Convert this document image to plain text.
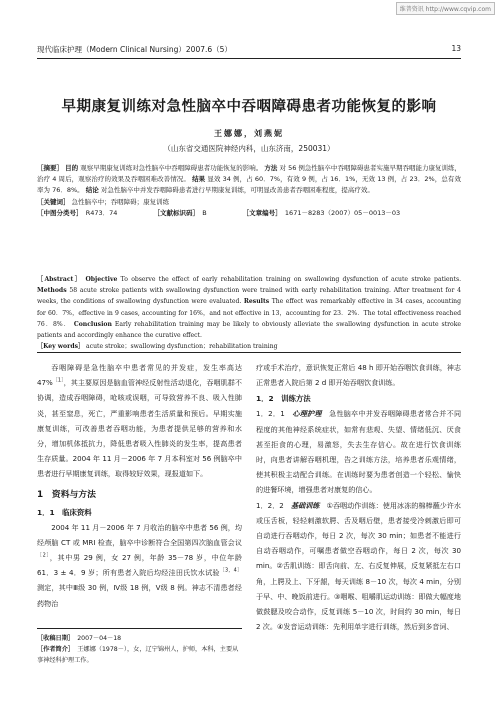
维普资讯 http://www.cqvip.com
现代临床护理（Modern Clinical Nursing）2007.6（5）	13
早期康复训练对急性脑卒中吞咽障碍患者功能恢复的影响
王娜娜，刘燕妮
（山东省交通医院神经内科，山东济南，250031）
［摘要］ 目的 观察早期康复训练对急性脑卒中吞咽障碍患者功能恢复的影响。 方法 对 56 例急性脑卒中吞咽障碍患者实施早期吞咽能力康复训练，治疗 4 周后，观察治疗的效果及吞咽困难改善情况。 结果 显效 34 例，占 60．7%，有效 9 例，占 16．1%，无效 13 例，占 23．2%，总有效率为 76．8%。 结论 对急性脑卒中并发吞咽障碍患者进行早期康复训练，可明显改善患者吞咽困难程度，提高疗效。
［关键词］ 急性脑卒中；吞咽障碍；康复训练
［中图分类号］　 R473．74	［文献标识码］　 B	［文章编号］　 1671－8283（2007）05－0013－03
［Abstract］ Objective To observe the effect of early rehabilitation training on swallowing dysfunction of acute stroke patients. Methods 58 acute stroke patients with swallowing dysfunction were trained with early rehabilitation training. After treatment for 4 weeks, the conditions of swallowing dysfunction were evaluated. Results The effect was remarkably effective in 34 cases, accounting for 60．7%，effective in 9 cases, accounting for 16%，and not effective in 13，accounting for 23．2%．The total effectiveness reached 76．8%． Conclusion Early rehabilitation training may be likely to obviously alleviate the swallowing dysfunction in acute stroke patients and accordingly enhance the curative effect.
［Key words］ acute stroke；swallowing dysfunction；rehabilitation training

吞咽障碍是急性脑卒中患者常见的并发症，发生率高达 47%$^{[1]}$，其主要原因是脑血管神经反射性活动退化，吞咽肌群不协调，造成吞咽障碍，呛咳或误咽，可导致营养不良、吸入性肺炎，甚至窒息，死亡，严重影响患者生活质量和预后。早期实施康复训练，可改善患者吞咽功能，为患者提供足够的营养和水分，增加机体抵抗力，降低患者吸入性肺炎的发生率，提高患者生存质量。2004 年 11 月－2006 年 7 月本科室对 56 例脑卒中患者进行早期康复训练，取得较好效果，现报道如下。

1　资料与方法
1．1　临床资料

2004 年 11 月－2006 年 7 月收治的脑卒中患者 56 例，均经颅脑 CT 或 MRI 检查，脑卒中诊断符合全国第四次脑血管会议$^{[2]}$，其中男 29 例，女 27 例，年龄 35－78 岁，中位年龄 61．3 ± 4．9 岁；所有患者入院后均经洼田氏饮水试验$^{[3,4]}$测定，其中Ⅲ级 30 例，Ⅳ级 18 例，Ⅴ级 8 例。神志不清患者经药物治

疗或手术治疗，意识恢复正常后 48 h 即开始吞咽饮食训练，神志正常患者入院后第 2 d 即开始吞咽饮食训练。

1．2　训练方法

1．2．1　 心理护理　 急性脑卒中并发吞咽障碍患者常合并不同程度的其他神经系统症状，如常有悲观、失望、情绪低沉、厌食甚至拒食的心理，易激怒，失去生存信心。故在进行饮食训练时，向患者讲解吞咽机理，告之训练方法，培养患者乐观情绪，使其积极主动配合训练。在训练时要为患者创造一个轻松、愉快的进餐环境，增强患者对康复的信心。

1．2．2　 基础训练　 ①吞咽动作训练：使用冰冻的棉棒蘸少许水或压舌板，轻轻刺激软腭、舌及咽后壁，患者接受冷刺激后即可自动进行吞咽动作，每日 2 次，每次 30 min；如患者不能进行自动吞咽动作，可嘱患者做空吞咽动作，每日 2 次，每次 30 min。②舌肌训练：即舌向前、左、右反复伸展，反复紧抵左右口角，上腭及上、下牙龈，每天训练 8－10 次，每次 4 min，分别于早、中、晚饭前进行。③咽喉、咀嚼肌运动训练：即做大幅度地做鼓腮及咬合动作，反复训练 5－10 次，时间约 30 min，每日 2 次。④发音运动训练：先利用单字进行训练，然后到多音词、

［收稿日期］　 2007－04－18
［作者简介］　 王娜娜（1978－），女，辽宁锦州人，护师，本科，主要从事神经科护理工作。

◆ ◆ ◆ ◆ ◆ ◆ ◆

## DESCRIPTION OF THE TASK
Set down each record above exactly as it stands and leave out all pictures.

## SOLUTION FOR THIS EXERCISE
Convert this document image to plain text.
维普资讯 http://www.cqvip.com
现代临床护理（Modern Clinical Nursing）2007.6（5）	13
早期康复训练对急性脑卒中吞咽障碍患者功能恢复的影响
王娜娜，刘燕妮
（山东省交通医院神经内科，山东济南，250031）
［摘要］ 目的 观察早期康复训练对急性脑卒中吞咽障碍患者功能恢复的影响。 方法 对 56 例急性脑卒中吞咽障碍患者实施早期吞咽能力康复训练，治疗 4 周后，观察治疗的效果及吞咽困难改善情况。 结果 显效 34 例，占 60．7%，有效 9 例，占 16．1%，无效 13 例，占 23．2%，总有效率为 76．8%。 结论 对急性脑卒中并发吞咽障碍患者进行早期康复训练，可明显改善患者吞咽困难程度，提高疗效。
［关键词］ 急性脑卒中；吞咽障碍；康复训练
［中图分类号］　 R473．74	［文献标识码］　 B	［文章编号］　 1671－8283（2007）05－0013－03
［Abstract］ Objective To observe the effect of early rehabilitation training on swallowing dysfunction of acute stroke patients. Methods 58 acute stroke patients with swallowing dysfunction were trained with early rehabilitation training. After treatment for 4 weeks, the conditions of swallowing dysfunction were evaluated. Results The effect was remarkably effective in 34 cases, accounting for 60．7%，effective in 9 cases, accounting for 16%，and not effective in 13，accounting for 23．2%．The total effectiveness reached 76．8%． Conclusion Early rehabilitation training may be likely to obviously alleviate the swallowing dysfunction in acute stroke patients and accordingly enhance the curative effect.
［Key words］ acute stroke；swallowing dysfunction；rehabilitation training

吞咽障碍是急性脑卒中患者常见的并发症，发生率高达 47%$^{[1]}$，其主要原因是脑血管神经反射性活动退化，吞咽肌群不协调，造成吞咽障碍，呛咳或误咽，可导致营养不良、吸入性肺炎，甚至窒息，死亡，严重影响患者生活质量和预后。早期实施康复训练，可改善患者吞咽功能，为患者提供足够的营养和水分，增加机体抵抗力，降低患者吸入性肺炎的发生率，提高患者生存质量。2004 年 11 月－2006 年 7 月本科室对 56 例脑卒中患者进行早期康复训练，取得较好效果，现报道如下。

1　资料与方法
1．1　临床资料

2004 年 11 月－2006 年 7 月收治的脑卒中患者 56 例，均经颅脑 CT 或 MRI 检查，脑卒中诊断符合全国第四次脑血管会议$^{[2]}$，其中男 29 例，女 27 例，年龄 35－78 岁，中位年龄 61．3 ± 4．9 岁；所有患者入院后均经洼田氏饮水试验$^{[3,4]}$测定，其中Ⅲ级 30 例，Ⅳ级 18 例，Ⅴ级 8 例。神志不清患者经药物治

疗或手术治疗，意识恢复正常后 48 h 即开始吞咽饮食训练，神志正常患者入院后第 2 d 即开始吞咽饮食训练。

1．2　训练方法

1．2．1　 心理护理　 急性脑卒中并发吞咽障碍患者常合并不同程度的其他神经系统症状，如常有悲观、失望、情绪低沉、厌食甚至拒食的心理，易激怒，失去生存信心。故在进行饮食训练时，向患者讲解吞咽机理，告之训练方法，培养患者乐观情绪，使其积极主动配合训练。在训练时要为患者创造一个轻松、愉快的进餐环境，增强患者对康复的信心。

1．2．2　 基础训练　 ①吞咽动作训练：使用冰冻的棉棒蘸少许水或压舌板，轻轻刺激软腭、舌及咽后壁，患者接受冷刺激后即可自动进行吞咽动作，每日 2 次，每次 30 min；如患者不能进行自动吞咽动作，可嘱患者做空吞咽动作，每日 2 次，每次 30 min。②舌肌训练：即舌向前、左、右反复伸展，反复紧抵左右口角，上腭及上、下牙龈，每天训练 8－10 次，每次 4 min，分别于早、中、晚饭前进行。③咽喉、咀嚼肌运动训练：即做大幅度地做鼓腮及咬合动作，反复训练 5－10 次，时间约 30 min，每日 2 次。④发音运动训练：先利用单字进行训练，然后到多音词、

［收稿日期］　 2007－04－18
［作者简介］　 王娜娜（1978－），女，辽宁锦州人，护师，本科，主要从事神经科护理工作。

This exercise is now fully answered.